• Text provided
....
In a recent discussion about fire ground effectiveness I asked my peers if it was possible to follow all the rules and still come up with the wrong answer. After the briefest of pauses they answered, “Of course.” My follow up argument was that if the strict following of rules cannot promise success the rule following metric cannot be the sole measurement of individual effectiveness.

Rule following as the primary methodology for fire ground success exists for two basic reasons: it is easy, and it is clean. Either you laid a supply line into the fire or you did not. Either you went to the front door or you went to the rear. Simple and clean.

But what happens when you are faced with a moment-I will choose one that enjoys rampant discussion on the blogs these days. Let’s say you find yourself in front of an obviously vacant structure in the neighborhood of urban blight. There is fire coming from three windows in the front of this two-story house and smoke showing from everywhere else. Just to make things easier, the house is modern lightweight construction and was occupied by the world’s premier pack-rat before going into foreclosure and being abandoned.  You know all this, you know the place is vacant, you know the departmental rules about vacant structures. But then you also think that you saw someone in the window when you arrived. You are not sure but you think so.
....
• What you should do
What two basic reasons does the passage about fire ground effectiveness give for rule following being the primary method of fire ground success? Rely only on the passage about fire ground effectiveness.

• Extracted entries
....
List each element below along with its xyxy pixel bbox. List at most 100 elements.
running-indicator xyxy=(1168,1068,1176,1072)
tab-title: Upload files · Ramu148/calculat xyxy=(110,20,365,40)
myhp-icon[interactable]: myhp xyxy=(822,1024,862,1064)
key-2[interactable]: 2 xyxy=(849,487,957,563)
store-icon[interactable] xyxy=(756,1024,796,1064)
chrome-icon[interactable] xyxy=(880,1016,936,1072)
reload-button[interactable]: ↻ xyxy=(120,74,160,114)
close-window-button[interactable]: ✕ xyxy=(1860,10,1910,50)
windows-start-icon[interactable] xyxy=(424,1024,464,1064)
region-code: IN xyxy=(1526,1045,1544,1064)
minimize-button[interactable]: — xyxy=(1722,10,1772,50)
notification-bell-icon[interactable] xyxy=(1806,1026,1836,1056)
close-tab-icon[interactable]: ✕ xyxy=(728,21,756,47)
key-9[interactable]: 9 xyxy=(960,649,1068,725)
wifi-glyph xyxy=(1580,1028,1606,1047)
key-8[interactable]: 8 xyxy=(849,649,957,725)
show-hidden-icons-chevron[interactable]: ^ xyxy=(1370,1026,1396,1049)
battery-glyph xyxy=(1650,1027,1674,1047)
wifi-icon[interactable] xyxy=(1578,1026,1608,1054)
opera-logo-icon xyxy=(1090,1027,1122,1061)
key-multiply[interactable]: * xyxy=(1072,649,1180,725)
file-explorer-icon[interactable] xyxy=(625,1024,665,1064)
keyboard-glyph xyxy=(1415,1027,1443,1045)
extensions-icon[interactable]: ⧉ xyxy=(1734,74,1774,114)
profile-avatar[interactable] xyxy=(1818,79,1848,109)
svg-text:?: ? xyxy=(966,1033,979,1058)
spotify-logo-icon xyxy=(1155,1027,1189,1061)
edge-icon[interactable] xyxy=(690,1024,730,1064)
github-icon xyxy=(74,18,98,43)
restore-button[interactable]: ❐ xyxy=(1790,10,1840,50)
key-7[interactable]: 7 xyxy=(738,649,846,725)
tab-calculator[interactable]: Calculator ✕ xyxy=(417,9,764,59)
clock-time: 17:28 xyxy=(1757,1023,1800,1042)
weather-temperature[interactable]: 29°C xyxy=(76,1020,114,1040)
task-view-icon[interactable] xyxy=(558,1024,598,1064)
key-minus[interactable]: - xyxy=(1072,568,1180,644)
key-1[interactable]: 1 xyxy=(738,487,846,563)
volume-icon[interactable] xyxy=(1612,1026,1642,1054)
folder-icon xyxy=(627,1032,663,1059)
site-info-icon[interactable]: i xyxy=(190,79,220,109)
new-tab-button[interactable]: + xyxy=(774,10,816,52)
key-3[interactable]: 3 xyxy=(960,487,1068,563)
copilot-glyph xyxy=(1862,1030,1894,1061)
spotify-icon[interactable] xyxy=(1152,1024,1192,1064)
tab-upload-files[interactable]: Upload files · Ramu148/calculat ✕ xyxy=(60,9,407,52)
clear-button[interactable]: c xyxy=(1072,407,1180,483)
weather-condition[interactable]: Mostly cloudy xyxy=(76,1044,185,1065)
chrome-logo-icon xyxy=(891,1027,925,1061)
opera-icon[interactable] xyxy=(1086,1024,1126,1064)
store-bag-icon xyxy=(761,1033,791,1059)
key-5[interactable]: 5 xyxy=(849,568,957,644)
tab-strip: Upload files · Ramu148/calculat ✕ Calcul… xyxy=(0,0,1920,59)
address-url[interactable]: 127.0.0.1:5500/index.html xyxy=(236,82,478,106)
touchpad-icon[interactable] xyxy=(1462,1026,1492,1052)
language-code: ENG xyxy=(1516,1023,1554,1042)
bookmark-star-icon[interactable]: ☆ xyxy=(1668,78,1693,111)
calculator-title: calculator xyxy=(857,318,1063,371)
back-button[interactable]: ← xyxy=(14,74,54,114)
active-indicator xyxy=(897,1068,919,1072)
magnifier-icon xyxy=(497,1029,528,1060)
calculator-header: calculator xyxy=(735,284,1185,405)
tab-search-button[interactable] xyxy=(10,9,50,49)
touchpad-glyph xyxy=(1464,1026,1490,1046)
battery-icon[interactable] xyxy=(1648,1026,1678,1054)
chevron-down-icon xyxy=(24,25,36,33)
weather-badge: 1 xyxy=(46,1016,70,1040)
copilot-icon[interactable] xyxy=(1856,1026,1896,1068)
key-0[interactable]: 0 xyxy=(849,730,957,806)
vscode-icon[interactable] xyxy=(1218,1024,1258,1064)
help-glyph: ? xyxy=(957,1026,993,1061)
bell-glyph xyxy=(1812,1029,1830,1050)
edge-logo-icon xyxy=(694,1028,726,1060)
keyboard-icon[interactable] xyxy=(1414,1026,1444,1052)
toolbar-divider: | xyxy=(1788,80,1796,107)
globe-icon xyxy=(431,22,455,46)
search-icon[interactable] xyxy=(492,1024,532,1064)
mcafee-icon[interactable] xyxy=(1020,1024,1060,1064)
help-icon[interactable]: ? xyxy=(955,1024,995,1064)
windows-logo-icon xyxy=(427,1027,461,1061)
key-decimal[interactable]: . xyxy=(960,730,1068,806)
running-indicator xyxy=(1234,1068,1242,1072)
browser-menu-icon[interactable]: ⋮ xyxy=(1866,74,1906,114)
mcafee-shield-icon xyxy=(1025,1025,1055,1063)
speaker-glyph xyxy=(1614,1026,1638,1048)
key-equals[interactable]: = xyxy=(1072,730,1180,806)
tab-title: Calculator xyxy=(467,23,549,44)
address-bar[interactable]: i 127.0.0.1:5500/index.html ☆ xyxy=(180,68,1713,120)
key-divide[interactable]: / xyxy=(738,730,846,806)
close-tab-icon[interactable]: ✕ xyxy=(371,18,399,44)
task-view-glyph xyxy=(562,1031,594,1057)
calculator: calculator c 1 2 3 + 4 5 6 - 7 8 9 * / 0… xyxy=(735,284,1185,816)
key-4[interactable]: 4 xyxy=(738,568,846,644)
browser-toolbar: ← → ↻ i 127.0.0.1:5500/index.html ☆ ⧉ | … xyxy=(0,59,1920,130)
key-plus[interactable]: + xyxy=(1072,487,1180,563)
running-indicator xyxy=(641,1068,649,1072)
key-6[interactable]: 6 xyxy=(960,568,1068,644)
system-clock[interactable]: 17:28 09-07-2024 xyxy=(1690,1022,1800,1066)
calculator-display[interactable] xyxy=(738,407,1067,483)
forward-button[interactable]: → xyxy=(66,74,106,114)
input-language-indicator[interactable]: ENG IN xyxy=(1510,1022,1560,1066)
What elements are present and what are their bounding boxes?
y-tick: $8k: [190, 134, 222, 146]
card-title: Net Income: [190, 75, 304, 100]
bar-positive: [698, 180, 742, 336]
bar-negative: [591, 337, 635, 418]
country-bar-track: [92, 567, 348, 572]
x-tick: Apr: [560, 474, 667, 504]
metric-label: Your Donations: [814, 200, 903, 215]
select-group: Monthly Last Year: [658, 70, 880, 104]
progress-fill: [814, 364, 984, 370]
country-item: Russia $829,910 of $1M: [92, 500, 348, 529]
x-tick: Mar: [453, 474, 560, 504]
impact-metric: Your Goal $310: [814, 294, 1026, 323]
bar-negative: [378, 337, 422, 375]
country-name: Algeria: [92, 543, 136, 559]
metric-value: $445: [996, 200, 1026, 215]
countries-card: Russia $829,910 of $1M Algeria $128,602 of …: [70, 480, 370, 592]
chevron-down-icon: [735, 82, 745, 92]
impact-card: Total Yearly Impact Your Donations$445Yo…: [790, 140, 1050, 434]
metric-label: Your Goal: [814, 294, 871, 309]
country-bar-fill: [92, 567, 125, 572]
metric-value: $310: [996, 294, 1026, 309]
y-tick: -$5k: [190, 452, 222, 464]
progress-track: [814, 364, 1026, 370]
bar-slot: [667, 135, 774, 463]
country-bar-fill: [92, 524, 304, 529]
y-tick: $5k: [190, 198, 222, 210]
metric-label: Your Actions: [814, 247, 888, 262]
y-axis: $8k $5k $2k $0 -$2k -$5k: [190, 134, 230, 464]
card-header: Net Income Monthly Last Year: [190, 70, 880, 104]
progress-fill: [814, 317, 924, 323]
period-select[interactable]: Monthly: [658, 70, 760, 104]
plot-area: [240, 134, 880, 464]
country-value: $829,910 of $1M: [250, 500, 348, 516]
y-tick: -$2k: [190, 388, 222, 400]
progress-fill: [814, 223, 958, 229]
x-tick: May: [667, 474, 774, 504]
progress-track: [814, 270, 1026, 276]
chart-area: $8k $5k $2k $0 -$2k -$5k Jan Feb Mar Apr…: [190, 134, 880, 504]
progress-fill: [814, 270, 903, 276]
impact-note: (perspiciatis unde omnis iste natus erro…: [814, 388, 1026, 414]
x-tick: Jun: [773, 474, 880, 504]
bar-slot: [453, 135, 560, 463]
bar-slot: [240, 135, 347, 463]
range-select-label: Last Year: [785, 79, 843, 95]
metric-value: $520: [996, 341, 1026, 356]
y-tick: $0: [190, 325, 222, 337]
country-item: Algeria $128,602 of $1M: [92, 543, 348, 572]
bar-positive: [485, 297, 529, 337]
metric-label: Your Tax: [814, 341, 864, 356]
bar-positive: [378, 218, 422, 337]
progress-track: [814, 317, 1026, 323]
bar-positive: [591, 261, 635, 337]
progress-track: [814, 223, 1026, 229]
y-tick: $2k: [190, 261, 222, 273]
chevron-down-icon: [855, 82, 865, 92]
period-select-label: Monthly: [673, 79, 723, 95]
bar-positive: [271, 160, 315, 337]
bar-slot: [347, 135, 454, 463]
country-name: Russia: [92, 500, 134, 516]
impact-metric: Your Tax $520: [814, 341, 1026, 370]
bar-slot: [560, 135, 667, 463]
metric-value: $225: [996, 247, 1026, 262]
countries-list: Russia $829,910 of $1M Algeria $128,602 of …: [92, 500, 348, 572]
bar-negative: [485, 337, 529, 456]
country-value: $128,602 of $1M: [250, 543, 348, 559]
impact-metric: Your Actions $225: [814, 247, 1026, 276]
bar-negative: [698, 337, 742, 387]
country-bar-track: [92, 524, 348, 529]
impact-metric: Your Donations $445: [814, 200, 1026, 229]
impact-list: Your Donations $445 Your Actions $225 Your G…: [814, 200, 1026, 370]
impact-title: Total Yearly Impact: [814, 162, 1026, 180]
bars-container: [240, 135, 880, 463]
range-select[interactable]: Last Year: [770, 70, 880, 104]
....
• Output for this exercise
It is easy, and it is clean.